[Figure record listings]
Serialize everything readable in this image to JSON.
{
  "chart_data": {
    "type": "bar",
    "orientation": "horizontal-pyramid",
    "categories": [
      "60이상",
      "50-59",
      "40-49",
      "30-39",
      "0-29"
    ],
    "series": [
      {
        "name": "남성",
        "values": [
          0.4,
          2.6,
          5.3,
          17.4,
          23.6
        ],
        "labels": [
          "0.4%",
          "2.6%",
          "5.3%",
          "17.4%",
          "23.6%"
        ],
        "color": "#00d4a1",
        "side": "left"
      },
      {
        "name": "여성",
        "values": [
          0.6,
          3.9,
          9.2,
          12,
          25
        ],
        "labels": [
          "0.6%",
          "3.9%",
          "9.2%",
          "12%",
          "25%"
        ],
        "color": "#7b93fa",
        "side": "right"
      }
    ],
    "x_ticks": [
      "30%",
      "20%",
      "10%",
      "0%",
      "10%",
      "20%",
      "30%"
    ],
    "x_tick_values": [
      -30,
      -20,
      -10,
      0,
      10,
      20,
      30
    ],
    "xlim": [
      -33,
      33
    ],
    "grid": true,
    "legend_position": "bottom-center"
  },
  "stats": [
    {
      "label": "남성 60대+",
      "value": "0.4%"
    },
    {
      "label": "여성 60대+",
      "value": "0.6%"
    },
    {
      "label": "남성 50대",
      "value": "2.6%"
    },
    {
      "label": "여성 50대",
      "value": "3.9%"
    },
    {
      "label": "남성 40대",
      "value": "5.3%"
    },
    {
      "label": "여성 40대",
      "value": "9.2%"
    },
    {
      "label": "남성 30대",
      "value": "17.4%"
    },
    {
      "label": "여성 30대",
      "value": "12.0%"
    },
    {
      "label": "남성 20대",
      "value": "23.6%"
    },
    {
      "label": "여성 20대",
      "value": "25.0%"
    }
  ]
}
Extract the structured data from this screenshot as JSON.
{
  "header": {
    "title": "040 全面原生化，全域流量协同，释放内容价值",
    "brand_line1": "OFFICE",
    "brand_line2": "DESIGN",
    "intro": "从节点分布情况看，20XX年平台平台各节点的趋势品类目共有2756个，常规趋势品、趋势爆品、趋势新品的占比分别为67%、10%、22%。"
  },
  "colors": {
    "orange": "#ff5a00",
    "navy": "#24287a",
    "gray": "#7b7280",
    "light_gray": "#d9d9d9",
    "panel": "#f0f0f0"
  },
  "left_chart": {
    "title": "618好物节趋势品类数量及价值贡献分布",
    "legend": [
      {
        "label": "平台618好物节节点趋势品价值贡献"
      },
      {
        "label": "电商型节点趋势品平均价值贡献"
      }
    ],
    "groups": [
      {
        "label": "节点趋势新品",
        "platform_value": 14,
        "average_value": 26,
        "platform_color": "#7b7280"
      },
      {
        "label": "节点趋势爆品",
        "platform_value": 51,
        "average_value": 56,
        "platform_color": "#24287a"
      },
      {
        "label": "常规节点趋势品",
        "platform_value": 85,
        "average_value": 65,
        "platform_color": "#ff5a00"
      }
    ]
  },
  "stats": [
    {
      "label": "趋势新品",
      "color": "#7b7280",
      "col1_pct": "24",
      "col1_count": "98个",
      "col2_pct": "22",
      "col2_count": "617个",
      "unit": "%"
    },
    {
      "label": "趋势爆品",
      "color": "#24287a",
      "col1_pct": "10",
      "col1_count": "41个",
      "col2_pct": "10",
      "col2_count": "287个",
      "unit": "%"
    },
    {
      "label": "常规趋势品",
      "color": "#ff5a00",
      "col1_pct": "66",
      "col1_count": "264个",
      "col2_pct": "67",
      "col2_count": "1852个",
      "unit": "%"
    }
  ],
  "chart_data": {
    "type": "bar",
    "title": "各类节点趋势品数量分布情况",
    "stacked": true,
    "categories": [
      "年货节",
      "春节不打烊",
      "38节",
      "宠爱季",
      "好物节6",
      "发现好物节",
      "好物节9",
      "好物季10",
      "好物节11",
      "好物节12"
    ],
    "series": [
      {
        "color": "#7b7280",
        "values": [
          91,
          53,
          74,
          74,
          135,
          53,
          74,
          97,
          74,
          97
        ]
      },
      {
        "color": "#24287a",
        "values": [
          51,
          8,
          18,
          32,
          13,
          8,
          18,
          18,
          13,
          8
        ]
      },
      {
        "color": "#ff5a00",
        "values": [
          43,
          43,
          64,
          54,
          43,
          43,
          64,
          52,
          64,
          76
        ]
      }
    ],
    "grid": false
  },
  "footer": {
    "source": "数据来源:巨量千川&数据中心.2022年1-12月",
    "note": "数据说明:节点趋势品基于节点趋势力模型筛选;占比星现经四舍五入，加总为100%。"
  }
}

Set task. In the records above, find the lines containing "this" and copy them.

Written answer.
Serialize everything readable in this image to JSON.
Extract the structured data from this screenshot as JSON.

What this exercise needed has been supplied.